== Extracted records ==
------------------------------------------------------------
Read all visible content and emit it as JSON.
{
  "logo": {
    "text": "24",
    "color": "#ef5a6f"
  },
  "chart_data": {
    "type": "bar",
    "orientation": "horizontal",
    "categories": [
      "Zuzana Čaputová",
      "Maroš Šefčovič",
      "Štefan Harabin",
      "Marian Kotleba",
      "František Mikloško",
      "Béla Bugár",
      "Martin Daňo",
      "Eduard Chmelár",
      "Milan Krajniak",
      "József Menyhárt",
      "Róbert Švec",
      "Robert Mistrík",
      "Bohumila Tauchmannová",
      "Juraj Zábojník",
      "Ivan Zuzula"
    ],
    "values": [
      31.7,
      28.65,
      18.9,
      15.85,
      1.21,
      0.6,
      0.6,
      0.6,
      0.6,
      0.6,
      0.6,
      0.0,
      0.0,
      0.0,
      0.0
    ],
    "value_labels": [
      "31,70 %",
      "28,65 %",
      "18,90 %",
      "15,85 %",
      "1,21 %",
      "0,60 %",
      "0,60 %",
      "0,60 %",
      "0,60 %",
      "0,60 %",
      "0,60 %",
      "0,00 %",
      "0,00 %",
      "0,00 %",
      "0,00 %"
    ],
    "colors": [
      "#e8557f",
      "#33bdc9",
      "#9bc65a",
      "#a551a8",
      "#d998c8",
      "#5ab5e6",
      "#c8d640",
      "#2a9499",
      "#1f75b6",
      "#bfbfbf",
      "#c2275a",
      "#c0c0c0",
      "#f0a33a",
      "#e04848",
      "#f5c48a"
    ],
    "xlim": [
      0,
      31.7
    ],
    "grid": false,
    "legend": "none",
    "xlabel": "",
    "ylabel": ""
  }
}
------------------------------------------------------------
Print the listing above in its entirety, with every line exact.

Read all visible content and emit it as JSON.
{
  "logo": {
    "text": "24",
    "color": "#ef5a6f"
  },
  "chart_data": {
    "type": "bar",
    "orientation": "horizontal",
    "categories": [
      "Zuzana Čaputová",
      "Maroš Šefčovič",
      "Štefan Harabin",
      "Marian Kotleba",
      "František Mikloško",
      "Béla Bugár",
      "Martin Daňo",
      "Eduard Chmelár",
      "Milan Krajniak",
      "József Menyhárt",
      "Róbert Švec",
      "Robert Mistrík",
      "Bohumila Tauchmannová",
      "Juraj Zábojník",
      "Ivan Zuzula"
    ],
    "values": [
      31.7,
      28.65,
      18.9,
      15.85,
      1.21,
      0.6,
      0.6,
      0.6,
      0.6,
      0.6,
      0.6,
      0.0,
      0.0,
      0.0,
      0.0
    ],
    "value_labels": [
      "31,70 %",
      "28,65 %",
      "18,90 %",
      "15,85 %",
      "1,21 %",
      "0,60 %",
      "0,60 %",
      "0,60 %",
      "0,60 %",
      "0,60 %",
      "0,60 %",
      "0,00 %",
      "0,00 %",
      "0,00 %",
      "0,00 %"
    ],
    "colors": [
      "#e8557f",
      "#33bdc9",
      "#9bc65a",
      "#a551a8",
      "#d998c8",
      "#5ab5e6",
      "#c8d640",
      "#2a9499",
      "#1f75b6",
      "#bfbfbf",
      "#c2275a",
      "#c0c0c0",
      "#f0a33a",
      "#e04848",
      "#f5c48a"
    ],
    "xlim": [
      0,
      31.7
    ],
    "grid": false,
    "legend": "none",
    "xlabel": "",
    "ylabel": ""
  }
}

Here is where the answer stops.